__Exercise brief__.
Copy out the items word for word, starting at the line containing "singer-name: 刘谦: [336, 293, 355, 303]" and ending at the line containing "reply-button[interactable]: 回复(10): [899, 462, 931, 471]", with both of those lines included.

+++ The records

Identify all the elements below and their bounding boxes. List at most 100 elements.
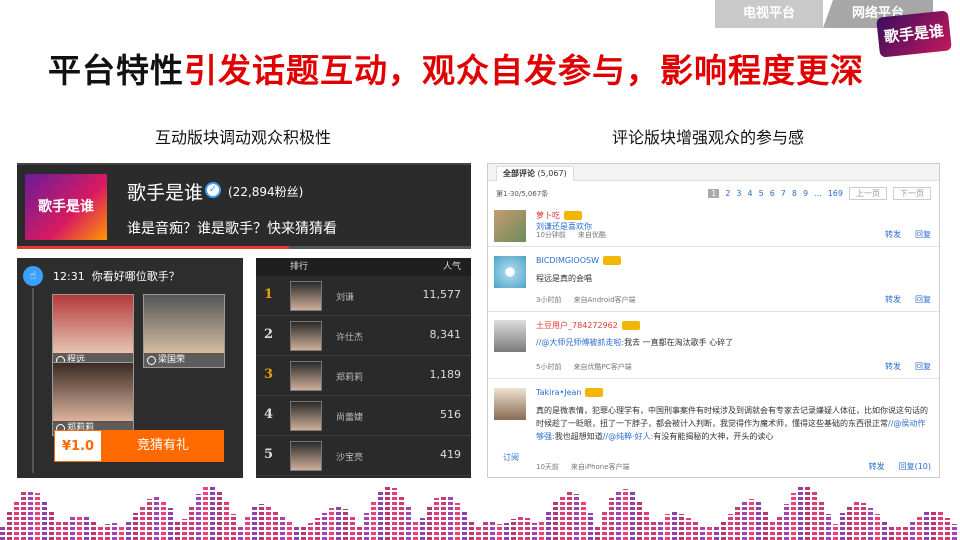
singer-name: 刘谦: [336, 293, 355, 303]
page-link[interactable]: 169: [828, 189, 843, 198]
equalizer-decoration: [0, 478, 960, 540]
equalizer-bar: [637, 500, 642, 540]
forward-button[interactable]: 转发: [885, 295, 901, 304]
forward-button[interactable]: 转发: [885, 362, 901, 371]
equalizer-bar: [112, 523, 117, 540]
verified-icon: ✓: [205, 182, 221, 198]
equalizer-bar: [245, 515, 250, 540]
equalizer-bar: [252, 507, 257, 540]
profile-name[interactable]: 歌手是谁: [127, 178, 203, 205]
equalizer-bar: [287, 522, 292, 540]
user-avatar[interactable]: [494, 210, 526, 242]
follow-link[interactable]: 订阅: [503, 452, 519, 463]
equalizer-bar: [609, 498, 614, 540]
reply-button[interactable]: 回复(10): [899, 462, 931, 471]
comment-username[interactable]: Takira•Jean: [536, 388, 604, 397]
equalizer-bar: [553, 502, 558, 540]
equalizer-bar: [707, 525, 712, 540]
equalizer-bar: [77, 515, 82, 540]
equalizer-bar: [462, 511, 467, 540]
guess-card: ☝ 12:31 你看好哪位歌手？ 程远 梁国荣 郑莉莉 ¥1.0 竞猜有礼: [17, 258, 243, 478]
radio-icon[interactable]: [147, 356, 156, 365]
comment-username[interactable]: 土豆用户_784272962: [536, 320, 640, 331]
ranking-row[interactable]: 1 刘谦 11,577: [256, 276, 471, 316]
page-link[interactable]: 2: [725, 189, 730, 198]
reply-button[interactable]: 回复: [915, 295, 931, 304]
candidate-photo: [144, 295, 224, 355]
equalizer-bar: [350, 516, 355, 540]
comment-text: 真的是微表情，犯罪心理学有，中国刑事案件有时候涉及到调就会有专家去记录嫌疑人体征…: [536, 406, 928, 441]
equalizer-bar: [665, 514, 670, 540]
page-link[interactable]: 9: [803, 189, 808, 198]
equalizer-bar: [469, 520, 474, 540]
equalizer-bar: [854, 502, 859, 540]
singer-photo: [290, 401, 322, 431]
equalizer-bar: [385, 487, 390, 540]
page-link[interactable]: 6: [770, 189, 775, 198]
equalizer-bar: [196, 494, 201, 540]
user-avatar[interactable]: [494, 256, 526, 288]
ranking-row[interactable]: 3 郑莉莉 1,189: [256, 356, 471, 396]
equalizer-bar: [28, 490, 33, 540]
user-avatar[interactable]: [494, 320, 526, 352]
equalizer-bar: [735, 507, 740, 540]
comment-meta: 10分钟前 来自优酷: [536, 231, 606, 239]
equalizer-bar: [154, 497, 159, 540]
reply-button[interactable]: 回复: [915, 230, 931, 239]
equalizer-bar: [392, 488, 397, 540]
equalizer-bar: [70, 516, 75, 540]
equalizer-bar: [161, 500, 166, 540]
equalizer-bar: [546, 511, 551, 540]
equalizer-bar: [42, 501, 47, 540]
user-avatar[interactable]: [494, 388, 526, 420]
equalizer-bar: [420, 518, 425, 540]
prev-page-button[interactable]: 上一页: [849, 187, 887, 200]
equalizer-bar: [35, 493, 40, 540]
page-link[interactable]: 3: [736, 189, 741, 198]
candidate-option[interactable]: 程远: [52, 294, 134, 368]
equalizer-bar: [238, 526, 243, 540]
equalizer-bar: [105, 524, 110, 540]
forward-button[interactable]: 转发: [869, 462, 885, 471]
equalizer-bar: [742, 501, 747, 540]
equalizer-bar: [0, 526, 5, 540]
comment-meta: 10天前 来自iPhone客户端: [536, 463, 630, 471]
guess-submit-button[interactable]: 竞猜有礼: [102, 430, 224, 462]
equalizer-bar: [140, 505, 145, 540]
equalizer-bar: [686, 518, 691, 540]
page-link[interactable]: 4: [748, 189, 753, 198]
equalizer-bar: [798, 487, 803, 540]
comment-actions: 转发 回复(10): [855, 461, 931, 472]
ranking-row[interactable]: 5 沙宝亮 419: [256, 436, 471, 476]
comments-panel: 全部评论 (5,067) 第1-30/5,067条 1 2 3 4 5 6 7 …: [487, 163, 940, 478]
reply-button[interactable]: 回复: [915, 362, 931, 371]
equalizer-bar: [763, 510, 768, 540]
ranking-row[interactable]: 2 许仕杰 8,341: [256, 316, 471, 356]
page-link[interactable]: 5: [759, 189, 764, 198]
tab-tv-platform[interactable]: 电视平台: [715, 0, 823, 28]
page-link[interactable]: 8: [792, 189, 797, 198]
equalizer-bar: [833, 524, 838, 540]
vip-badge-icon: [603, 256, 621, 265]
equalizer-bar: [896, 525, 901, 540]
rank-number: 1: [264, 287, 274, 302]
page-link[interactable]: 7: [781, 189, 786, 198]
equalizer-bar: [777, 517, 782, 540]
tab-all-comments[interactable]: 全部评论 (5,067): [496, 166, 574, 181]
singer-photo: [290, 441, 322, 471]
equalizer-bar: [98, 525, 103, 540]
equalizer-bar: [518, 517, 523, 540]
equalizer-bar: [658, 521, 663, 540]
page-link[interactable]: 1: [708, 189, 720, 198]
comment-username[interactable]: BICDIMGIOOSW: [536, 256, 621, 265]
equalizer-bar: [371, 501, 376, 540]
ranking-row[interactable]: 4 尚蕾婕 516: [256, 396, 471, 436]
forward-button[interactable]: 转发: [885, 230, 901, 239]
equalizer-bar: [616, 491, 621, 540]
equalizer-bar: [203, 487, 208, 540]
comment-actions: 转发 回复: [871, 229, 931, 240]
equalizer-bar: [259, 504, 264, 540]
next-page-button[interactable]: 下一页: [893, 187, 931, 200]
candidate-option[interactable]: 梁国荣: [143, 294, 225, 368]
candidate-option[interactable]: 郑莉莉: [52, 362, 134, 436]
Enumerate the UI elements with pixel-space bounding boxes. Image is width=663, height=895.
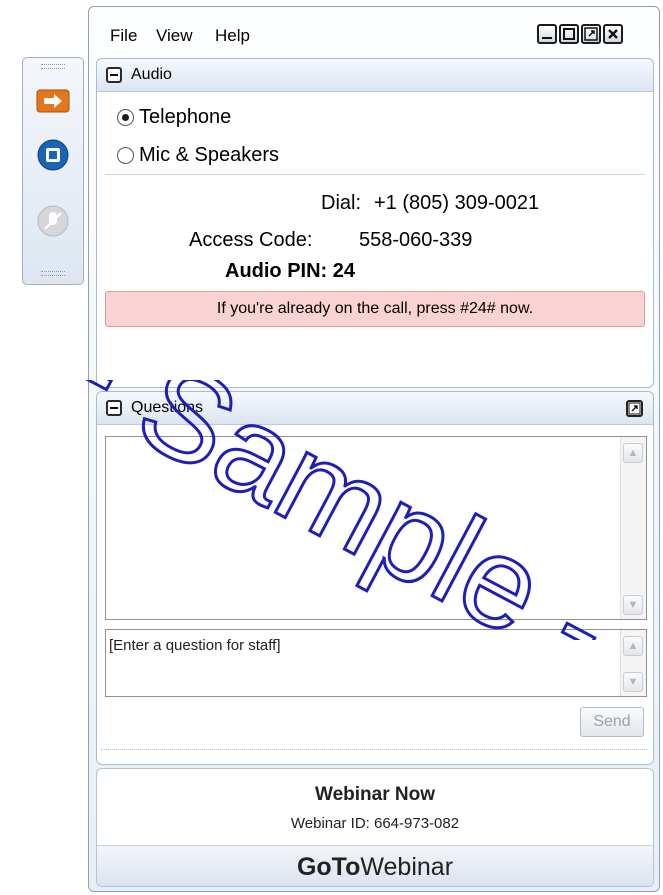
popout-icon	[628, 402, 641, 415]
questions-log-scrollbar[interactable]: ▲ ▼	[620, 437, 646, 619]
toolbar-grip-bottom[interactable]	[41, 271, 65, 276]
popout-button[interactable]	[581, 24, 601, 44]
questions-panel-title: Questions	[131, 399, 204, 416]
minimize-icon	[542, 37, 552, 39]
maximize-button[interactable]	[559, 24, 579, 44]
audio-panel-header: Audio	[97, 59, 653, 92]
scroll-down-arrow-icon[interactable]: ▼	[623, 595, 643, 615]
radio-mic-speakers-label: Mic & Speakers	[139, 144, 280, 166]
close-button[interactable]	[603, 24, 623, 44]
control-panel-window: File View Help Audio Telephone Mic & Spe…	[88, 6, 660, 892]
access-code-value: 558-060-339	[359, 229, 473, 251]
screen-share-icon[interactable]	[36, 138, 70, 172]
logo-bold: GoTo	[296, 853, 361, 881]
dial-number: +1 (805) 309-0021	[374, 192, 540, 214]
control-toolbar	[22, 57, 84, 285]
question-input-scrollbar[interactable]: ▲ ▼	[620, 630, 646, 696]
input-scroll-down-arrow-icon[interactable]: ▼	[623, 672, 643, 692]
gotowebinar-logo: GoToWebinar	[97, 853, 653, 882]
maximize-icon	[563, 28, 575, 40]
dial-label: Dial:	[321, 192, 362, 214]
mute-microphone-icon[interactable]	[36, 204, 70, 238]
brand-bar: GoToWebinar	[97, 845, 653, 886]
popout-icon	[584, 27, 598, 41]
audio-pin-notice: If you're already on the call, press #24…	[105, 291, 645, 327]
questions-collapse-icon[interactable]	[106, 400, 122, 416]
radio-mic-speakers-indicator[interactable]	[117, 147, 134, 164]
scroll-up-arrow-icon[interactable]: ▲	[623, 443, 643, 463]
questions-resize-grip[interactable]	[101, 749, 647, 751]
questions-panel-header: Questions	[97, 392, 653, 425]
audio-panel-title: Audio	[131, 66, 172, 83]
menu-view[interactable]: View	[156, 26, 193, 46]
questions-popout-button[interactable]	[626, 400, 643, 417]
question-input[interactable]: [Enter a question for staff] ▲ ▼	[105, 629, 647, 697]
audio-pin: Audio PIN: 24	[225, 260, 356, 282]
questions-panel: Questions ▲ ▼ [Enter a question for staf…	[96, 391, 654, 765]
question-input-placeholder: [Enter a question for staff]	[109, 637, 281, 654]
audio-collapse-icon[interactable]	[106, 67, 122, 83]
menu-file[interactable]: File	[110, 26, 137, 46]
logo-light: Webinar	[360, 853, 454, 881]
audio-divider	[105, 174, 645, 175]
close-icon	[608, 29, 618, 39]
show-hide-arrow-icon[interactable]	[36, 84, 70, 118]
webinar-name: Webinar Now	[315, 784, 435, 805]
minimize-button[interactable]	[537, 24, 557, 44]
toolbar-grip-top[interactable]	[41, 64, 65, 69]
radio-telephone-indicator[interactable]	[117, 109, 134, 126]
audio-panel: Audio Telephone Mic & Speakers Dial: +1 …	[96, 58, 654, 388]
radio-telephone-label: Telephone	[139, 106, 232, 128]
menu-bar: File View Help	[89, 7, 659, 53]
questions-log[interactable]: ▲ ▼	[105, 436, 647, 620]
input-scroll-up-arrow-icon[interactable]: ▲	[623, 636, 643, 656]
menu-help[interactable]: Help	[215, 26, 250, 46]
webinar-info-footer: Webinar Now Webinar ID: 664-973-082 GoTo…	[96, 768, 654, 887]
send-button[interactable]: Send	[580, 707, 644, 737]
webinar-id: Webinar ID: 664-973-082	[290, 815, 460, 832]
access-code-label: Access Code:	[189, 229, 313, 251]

++++++

__Problem solution__.
singer-name: 刘谦: [336, 293, 355, 303]
page-link[interactable]: 169: [828, 189, 843, 198]
equalizer-decoration: [0, 478, 960, 540]
equalizer-bar: [637, 500, 642, 540]
forward-button[interactable]: 转发: [885, 295, 901, 304]
forward-button[interactable]: 转发: [885, 362, 901, 371]
equalizer-bar: [112, 523, 117, 540]
verified-icon: ✓: [205, 182, 221, 198]
equalizer-bar: [245, 515, 250, 540]
equalizer-bar: [252, 507, 257, 540]
profile-name[interactable]: 歌手是谁: [127, 178, 203, 205]
equalizer-bar: [287, 522, 292, 540]
user-avatar[interactable]: [494, 210, 526, 242]
follow-link[interactable]: 订阅: [503, 452, 519, 463]
equalizer-bar: [609, 498, 614, 540]
reply-button[interactable]: 回复(10): [899, 462, 931, 471]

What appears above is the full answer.